» **Exercise**: Give the material once more, word for word, without any images.

» **Extracted records**:

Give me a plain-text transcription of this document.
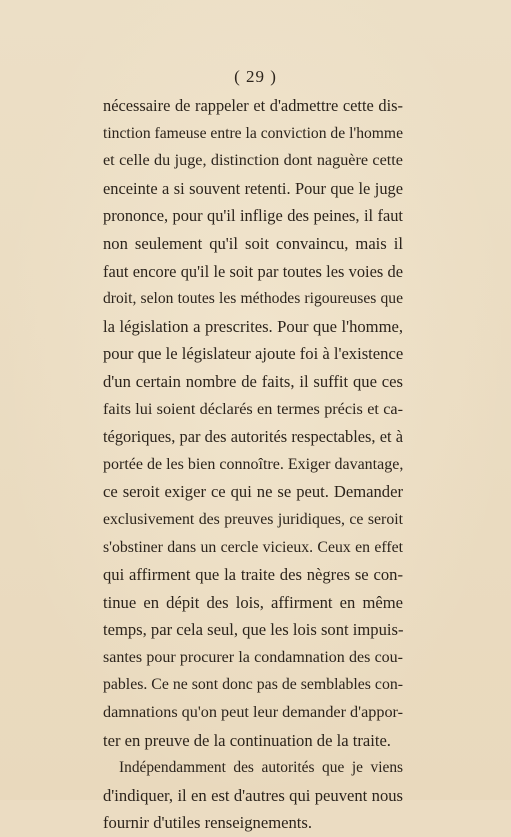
( 29 )
nécessaire de rappeler et d'admettre cette dis-
tinction fameuse entre la conviction de l'homme
et celle du juge, distinction dont naguère cette
enceinte a si souvent retenti. Pour que le juge
prononce, pour qu'il inflige des peines, il faut
non seulement qu'il soit convaincu, mais il
faut encore qu'il le soit par toutes les voies de
droit, selon toutes les méthodes rigoureuses que
la législation a prescrites. Pour que l'homme,
pour que le législateur ajoute foi à l'existence
d'un certain nombre de faits, il suffit que ces
faits lui soient déclarés en termes précis et ca-
tégoriques, par des autorités respectables, et à
portée de les bien connoître. Exiger davantage,
ce seroit exiger ce qui ne se peut. Demander
exclusivement des preuves juridiques, ce seroit
s'obstiner dans un cercle vicieux. Ceux en effet
qui affirment que la traite des nègres se con-
tinue en dépit des lois, affirment en même
temps, par cela seul, que les lois sont impuis-
santes pour procurer la condamnation des cou-
pables. Ce ne sont donc pas de semblables con-
damnations qu'on peut leur demander d'appor-
ter en preuve de la continuation de la traite.
Indépendamment des autorités que je viens
d'indiquer, il en est d'autres qui peuvent nous
fournir d'utiles renseignements.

» **Exercise output**:
Give me a plain-text transcription of this document.
( 29 )
nécessaire de rappeler et d'admettre cette dis-
tinction fameuse entre la conviction de l'homme
et celle du juge, distinction dont naguère cette
enceinte a si souvent retenti. Pour que le juge
prononce, pour qu'il inflige des peines, il faut
non seulement qu'il soit convaincu, mais il
faut encore qu'il le soit par toutes les voies de
droit, selon toutes les méthodes rigoureuses que
la législation a prescrites. Pour que l'homme,
pour que le législateur ajoute foi à l'existence
d'un certain nombre de faits, il suffit que ces
faits lui soient déclarés en termes précis et ca-
tégoriques, par des autorités respectables, et à
portée de les bien connoître. Exiger davantage,
ce seroit exiger ce qui ne se peut. Demander
exclusivement des preuves juridiques, ce seroit
s'obstiner dans un cercle vicieux. Ceux en effet
qui affirment que la traite des nègres se con-
tinue en dépit des lois, affirment en même
temps, par cela seul, que les lois sont impuis-
santes pour procurer la condamnation des cou-
pables. Ce ne sont donc pas de semblables con-
damnations qu'on peut leur demander d'appor-
ter en preuve de la continuation de la traite.
Indépendamment des autorités que je viens
d'indiquer, il en est d'autres qui peuvent nous
fournir d'utiles renseignements.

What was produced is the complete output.